[Requirements]:
Exact reproduction of the data is required, with images excluded.

[Data lines]:
= = = = =
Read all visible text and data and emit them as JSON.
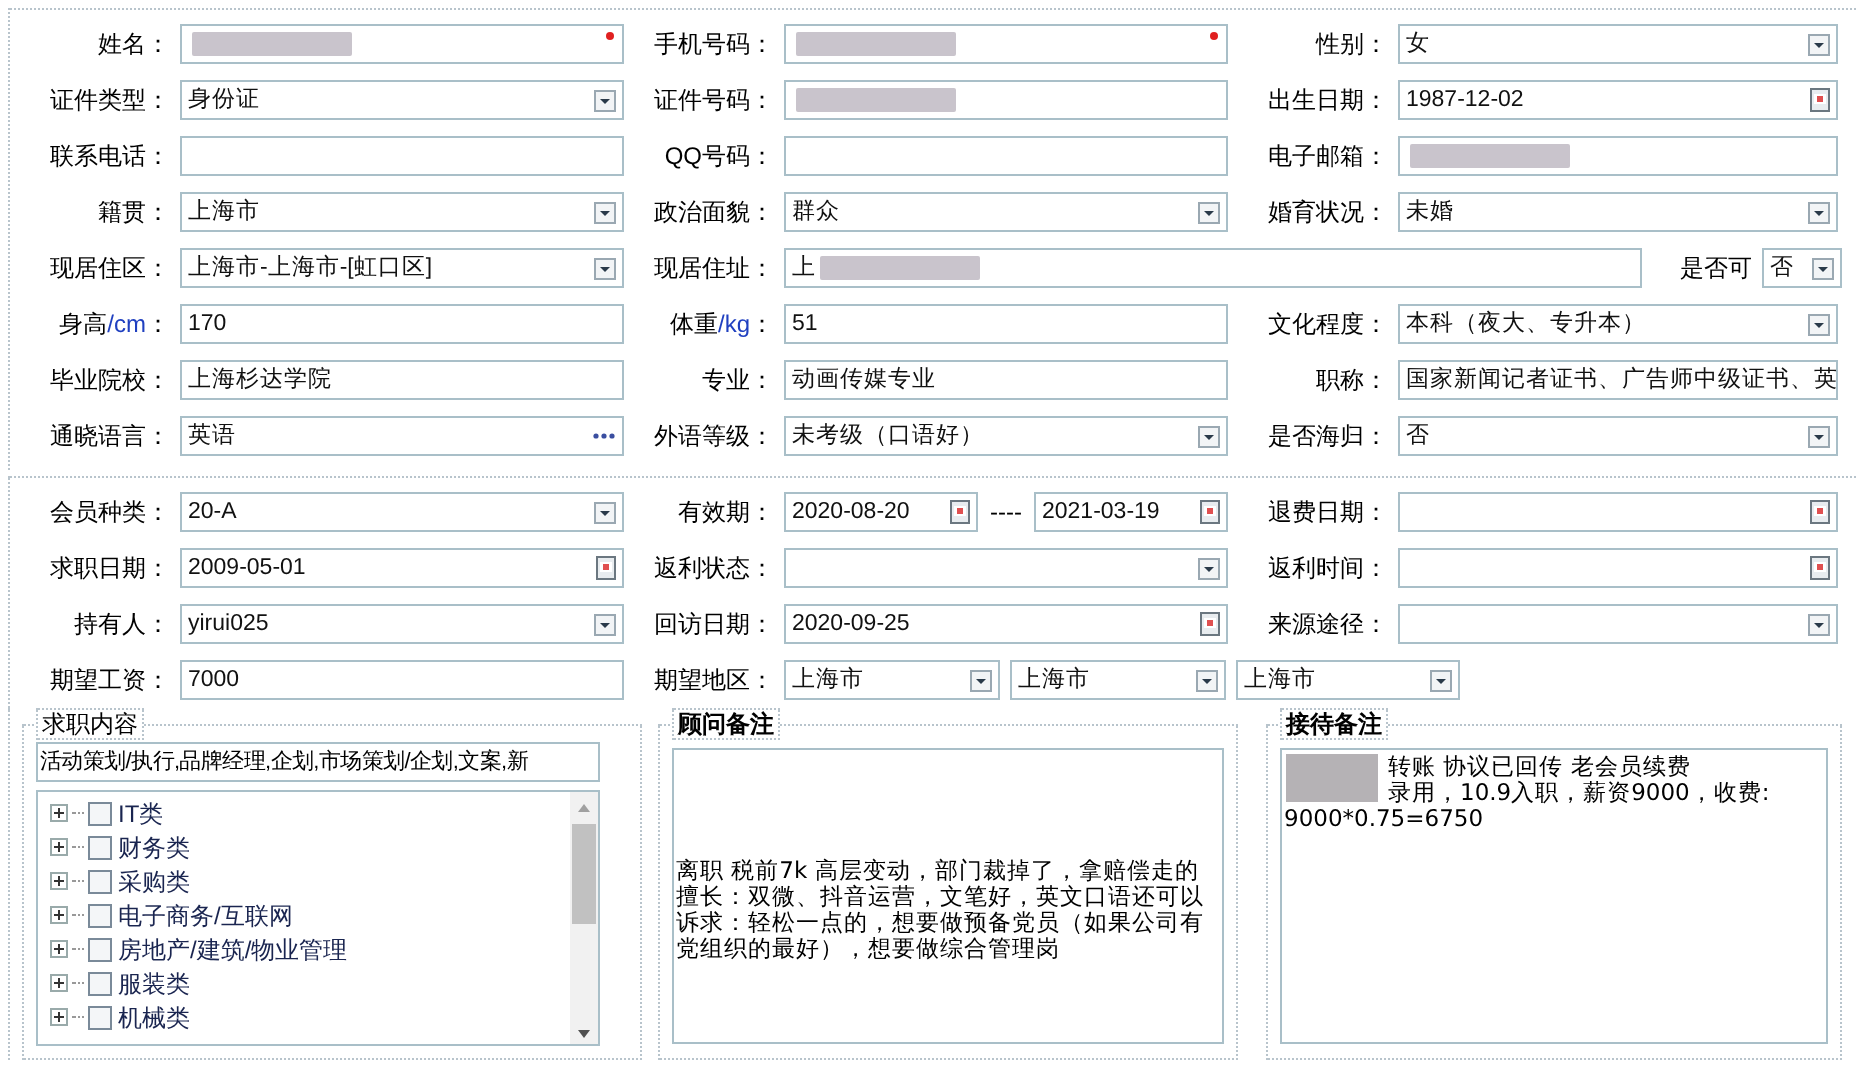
{
  "profile_section": {
    "rows": [
      [
        {
          "kind": "single",
          "label": "姓名：",
          "fields": [
            {
              "kind": "text",
              "redacted": true,
              "required": true
            }
          ]
        },
        {
          "kind": "single",
          "label": "手机号码：",
          "fields": [
            {
              "kind": "text",
              "redacted": true,
              "required": true
            }
          ]
        },
        {
          "kind": "single",
          "label": "性别：",
          "fields": [
            {
              "kind": "select",
              "value": "女"
            }
          ]
        }
      ],
      [
        {
          "kind": "single",
          "label": "证件类型：",
          "fields": [
            {
              "kind": "select",
              "value": "身份证"
            }
          ]
        },
        {
          "kind": "single",
          "label": "证件号码：",
          "fields": [
            {
              "kind": "text",
              "redacted": true
            }
          ]
        },
        {
          "kind": "single",
          "label": "出生日期：",
          "fields": [
            {
              "kind": "date",
              "value": "1987-12-02"
            }
          ]
        }
      ],
      [
        {
          "kind": "single",
          "label": "联系电话：",
          "fields": [
            {
              "kind": "text"
            }
          ]
        },
        {
          "kind": "single",
          "label": "QQ号码：",
          "fields": [
            {
              "kind": "text"
            }
          ]
        },
        {
          "kind": "single",
          "label": "电子邮箱：",
          "fields": [
            {
              "kind": "text",
              "redacted": true
            }
          ]
        }
      ],
      [
        {
          "kind": "single",
          "label": "籍贯：",
          "fields": [
            {
              "kind": "select",
              "value": "上海市"
            }
          ]
        },
        {
          "kind": "single",
          "label": "政治面貌：",
          "fields": [
            {
              "kind": "select",
              "value": "群众"
            }
          ]
        },
        {
          "kind": "single",
          "label": "婚育状况：",
          "fields": [
            {
              "kind": "select",
              "value": "未婚"
            }
          ]
        }
      ],
      [
        {
          "kind": "single",
          "label": "现居住区：",
          "fields": [
            {
              "kind": "select",
              "value": "上海市-上海市-[虹口区]"
            }
          ]
        },
        {
          "kind": "wide",
          "label": "现居住址：",
          "fields": [
            {
              "kind": "text",
              "value": "上",
              "redacted": true
            }
          ],
          "extra": {
            "label": "是否可",
            "field": {
              "kind": "select",
              "value": "否"
            }
          }
        }
      ],
      [
        {
          "kind": "single",
          "label": "身高",
          "unit": "/cm",
          "colon": "：",
          "fields": [
            {
              "kind": "text",
              "value": "170"
            }
          ]
        },
        {
          "kind": "single",
          "label": "体重",
          "unit": "/kg",
          "colon": "：",
          "fields": [
            {
              "kind": "text",
              "value": "51"
            }
          ]
        },
        {
          "kind": "single",
          "label": "文化程度：",
          "fields": [
            {
              "kind": "select",
              "value": "本科（夜大、专升本）"
            }
          ]
        }
      ],
      [
        {
          "kind": "single",
          "label": "毕业院校：",
          "fields": [
            {
              "kind": "text",
              "value": "上海杉达学院"
            }
          ]
        },
        {
          "kind": "single",
          "label": "专业：",
          "fields": [
            {
              "kind": "text",
              "value": "动画传媒专业"
            }
          ]
        },
        {
          "kind": "single",
          "label": "职称：",
          "fields": [
            {
              "kind": "text",
              "value": "国家新闻记者证书、广告师中级证书、英"
            }
          ]
        }
      ],
      [
        {
          "kind": "single",
          "label": "通晓语言：",
          "fields": [
            {
              "kind": "lookup",
              "value": "英语"
            }
          ]
        },
        {
          "kind": "single",
          "label": "外语等级：",
          "fields": [
            {
              "kind": "select",
              "value": "未考级（口语好）"
            }
          ]
        },
        {
          "kind": "single",
          "label": "是否海归：",
          "fields": [
            {
              "kind": "select",
              "value": "否"
            }
          ]
        }
      ]
    ]
  },
  "membership_section": {
    "rows": [
      [
        {
          "kind": "single",
          "label": "会员种类：",
          "fields": [
            {
              "kind": "select",
              "value": "20-A"
            }
          ]
        },
        {
          "kind": "range",
          "label": "有效期：",
          "separator": "----",
          "fields": [
            {
              "kind": "date",
              "value": "2020-08-20"
            },
            {
              "kind": "date",
              "value": "2021-03-19"
            }
          ]
        },
        {
          "kind": "single",
          "label": "退费日期：",
          "fields": [
            {
              "kind": "date"
            }
          ]
        }
      ],
      [
        {
          "kind": "single",
          "label": "求职日期：",
          "fields": [
            {
              "kind": "date",
              "value": "2009-05-01"
            }
          ]
        },
        {
          "kind": "single",
          "label": "返利状态：",
          "fields": [
            {
              "kind": "select"
            }
          ]
        },
        {
          "kind": "single",
          "label": "返利时间：",
          "fields": [
            {
              "kind": "date"
            }
          ]
        }
      ],
      [
        {
          "kind": "single",
          "label": "持有人：",
          "fields": [
            {
              "kind": "select",
              "value": "yirui025"
            }
          ]
        },
        {
          "kind": "single",
          "label": "回访日期：",
          "fields": [
            {
              "kind": "date",
              "value": "2020-09-25"
            }
          ]
        },
        {
          "kind": "single",
          "label": "来源途径：",
          "fields": [
            {
              "kind": "select"
            }
          ]
        }
      ],
      [
        {
          "kind": "single",
          "label": "期望工资：",
          "fields": [
            {
              "kind": "text",
              "value": "7000"
            }
          ]
        },
        {
          "kind": "region",
          "label": "期望地区：",
          "fields": [
            {
              "kind": "select",
              "value": "上海市"
            },
            {
              "kind": "select",
              "value": "上海市"
            },
            {
              "kind": "select",
              "value": "上海市"
            }
          ]
        }
      ]
    ]
  },
  "job_content": {
    "legend": "求职内容",
    "summary": "活动策划/执行,品牌经理,企划,市场策划/企划,文案,新",
    "tree": [
      {
        "label": "IT类",
        "expanded": false,
        "checked": false
      },
      {
        "label": "财务类",
        "expanded": false,
        "checked": false
      },
      {
        "label": "采购类",
        "expanded": false,
        "checked": false
      },
      {
        "label": "电子商务/互联网",
        "expanded": false,
        "checked": false
      },
      {
        "label": "房地产/建筑/物业管理",
        "expanded": false,
        "checked": false
      },
      {
        "label": "服装类",
        "expanded": false,
        "checked": false
      },
      {
        "label": "机械类",
        "expanded": false,
        "checked": false
      }
    ]
  },
  "advisor_notes": {
    "legend": "顾问备注",
    "lines": [
      "离职 税前7k 高层变动，部门裁掉了，拿赔偿走的",
      "擅长：双微、抖音运营，文笔好，英文口语还可以",
      "诉求：轻松一点的，想要做预备党员（如果公司有党组织的最好），想要做综合管理岗"
    ]
  },
  "reception_notes": {
    "legend": "接待备注",
    "redacted": true,
    "lines": [
      "转账    协议已回传    老会员续费",
      "录用，10.9入职，薪资9000，收费:",
      "9000*0.75=6750"
    ]
  }
}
= = = = =
[Written reply]:
Read all visible text and data and emit them as JSON.
{
  "profile_section": {
    "rows": [
      [
        {
          "kind": "single",
          "label": "姓名：",
          "fields": [
            {
              "kind": "text",
              "redacted": true,
              "required": true
            }
          ]
        },
        {
          "kind": "single",
          "label": "手机号码：",
          "fields": [
            {
              "kind": "text",
              "redacted": true,
              "required": true
            }
          ]
        },
        {
          "kind": "single",
          "label": "性别：",
          "fields": [
            {
              "kind": "select",
              "value": "女"
            }
          ]
        }
      ],
      [
        {
          "kind": "single",
          "label": "证件类型：",
          "fields": [
            {
              "kind": "select",
              "value": "身份证"
            }
          ]
        },
        {
          "kind": "single",
          "label": "证件号码：",
          "fields": [
            {
              "kind": "text",
              "redacted": true
            }
          ]
        },
        {
          "kind": "single",
          "label": "出生日期：",
          "fields": [
            {
              "kind": "date",
              "value": "1987-12-02"
            }
          ]
        }
      ],
      [
        {
          "kind": "single",
          "label": "联系电话：",
          "fields": [
            {
              "kind": "text"
            }
          ]
        },
        {
          "kind": "single",
          "label": "QQ号码：",
          "fields": [
            {
              "kind": "text"
            }
          ]
        },
        {
          "kind": "single",
          "label": "电子邮箱：",
          "fields": [
            {
              "kind": "text",
              "redacted": true
            }
          ]
        }
      ],
      [
        {
          "kind": "single",
          "label": "籍贯：",
          "fields": [
            {
              "kind": "select",
              "value": "上海市"
            }
          ]
        },
        {
          "kind": "single",
          "label": "政治面貌：",
          "fields": [
            {
              "kind": "select",
              "value": "群众"
            }
          ]
        },
        {
          "kind": "single",
          "label": "婚育状况：",
          "fields": [
            {
              "kind": "select",
              "value": "未婚"
            }
          ]
        }
      ],
      [
        {
          "kind": "single",
          "label": "现居住区：",
          "fields": [
            {
              "kind": "select",
              "value": "上海市-上海市-[虹口区]"
            }
          ]
        },
        {
          "kind": "wide",
          "label": "现居住址：",
          "fields": [
            {
              "kind": "text",
              "value": "上",
              "redacted": true
            }
          ],
          "extra": {
            "label": "是否可",
            "field": {
              "kind": "select",
              "value": "否"
            }
          }
        }
      ],
      [
        {
          "kind": "single",
          "label": "身高",
          "unit": "/cm",
          "colon": "：",
          "fields": [
            {
              "kind": "text",
              "value": "170"
            }
          ]
        },
        {
          "kind": "single",
          "label": "体重",
          "unit": "/kg",
          "colon": "：",
          "fields": [
            {
              "kind": "text",
              "value": "51"
            }
          ]
        },
        {
          "kind": "single",
          "label": "文化程度：",
          "fields": [
            {
              "kind": "select",
              "value": "本科（夜大、专升本）"
            }
          ]
        }
      ],
      [
        {
          "kind": "single",
          "label": "毕业院校：",
          "fields": [
            {
              "kind": "text",
              "value": "上海杉达学院"
            }
          ]
        },
        {
          "kind": "single",
          "label": "专业：",
          "fields": [
            {
              "kind": "text",
              "value": "动画传媒专业"
            }
          ]
        },
        {
          "kind": "single",
          "label": "职称：",
          "fields": [
            {
              "kind": "text",
              "value": "国家新闻记者证书、广告师中级证书、英"
            }
          ]
        }
      ],
      [
        {
          "kind": "single",
          "label": "通晓语言：",
          "fields": [
            {
              "kind": "lookup",
              "value": "英语"
            }
          ]
        },
        {
          "kind": "single",
          "label": "外语等级：",
          "fields": [
            {
              "kind": "select",
              "value": "未考级（口语好）"
            }
          ]
        },
        {
          "kind": "single",
          "label": "是否海归：",
          "fields": [
            {
              "kind": "select",
              "value": "否"
            }
          ]
        }
      ]
    ]
  },
  "membership_section": {
    "rows": [
      [
        {
          "kind": "single",
          "label": "会员种类：",
          "fields": [
            {
              "kind": "select",
              "value": "20-A"
            }
          ]
        },
        {
          "kind": "range",
          "label": "有效期：",
          "separator": "----",
          "fields": [
            {
              "kind": "date",
              "value": "2020-08-20"
            },
            {
              "kind": "date",
              "value": "2021-03-19"
            }
          ]
        },
        {
          "kind": "single",
          "label": "退费日期：",
          "fields": [
            {
              "kind": "date"
            }
          ]
        }
      ],
      [
        {
          "kind": "single",
          "label": "求职日期：",
          "fields": [
            {
              "kind": "date",
              "value": "2009-05-01"
            }
          ]
        },
        {
          "kind": "single",
          "label": "返利状态：",
          "fields": [
            {
              "kind": "select"
            }
          ]
        },
        {
          "kind": "single",
          "label": "返利时间：",
          "fields": [
            {
              "kind": "date"
            }
          ]
        }
      ],
      [
        {
          "kind": "single",
          "label": "持有人：",
          "fields": [
            {
              "kind": "select",
              "value": "yirui025"
            }
          ]
        },
        {
          "kind": "single",
          "label": "回访日期：",
          "fields": [
            {
              "kind": "date",
              "value": "2020-09-25"
            }
          ]
        },
        {
          "kind": "single",
          "label": "来源途径：",
          "fields": [
            {
              "kind": "select"
            }
          ]
        }
      ],
      [
        {
          "kind": "single",
          "label": "期望工资：",
          "fields": [
            {
              "kind": "text",
              "value": "7000"
            }
          ]
        },
        {
          "kind": "region",
          "label": "期望地区：",
          "fields": [
            {
              "kind": "select",
              "value": "上海市"
            },
            {
              "kind": "select",
              "value": "上海市"
            },
            {
              "kind": "select",
              "value": "上海市"
            }
          ]
        }
      ]
    ]
  },
  "job_content": {
    "legend": "求职内容",
    "summary": "活动策划/执行,品牌经理,企划,市场策划/企划,文案,新",
    "tree": [
      {
        "label": "IT类",
        "expanded": false,
        "checked": false
      },
      {
        "label": "财务类",
        "expanded": false,
        "checked": false
      },
      {
        "label": "采购类",
        "expanded": false,
        "checked": false
      },
      {
        "label": "电子商务/互联网",
        "expanded": false,
        "checked": false
      },
      {
        "label": "房地产/建筑/物业管理",
        "expanded": false,
        "checked": false
      },
      {
        "label": "服装类",
        "expanded": false,
        "checked": false
      },
      {
        "label": "机械类",
        "expanded": false,
        "checked": false
      }
    ]
  },
  "advisor_notes": {
    "legend": "顾问备注",
    "lines": [
      "离职 税前7k 高层变动，部门裁掉了，拿赔偿走的",
      "擅长：双微、抖音运营，文笔好，英文口语还可以",
      "诉求：轻松一点的，想要做预备党员（如果公司有党组织的最好），想要做综合管理岗"
    ]
  },
  "reception_notes": {
    "legend": "接待备注",
    "redacted": true,
    "lines": [
      "转账    协议已回传    老会员续费",
      "录用，10.9入职，薪资9000，收费:",
      "9000*0.75=6750"
    ]
  }
}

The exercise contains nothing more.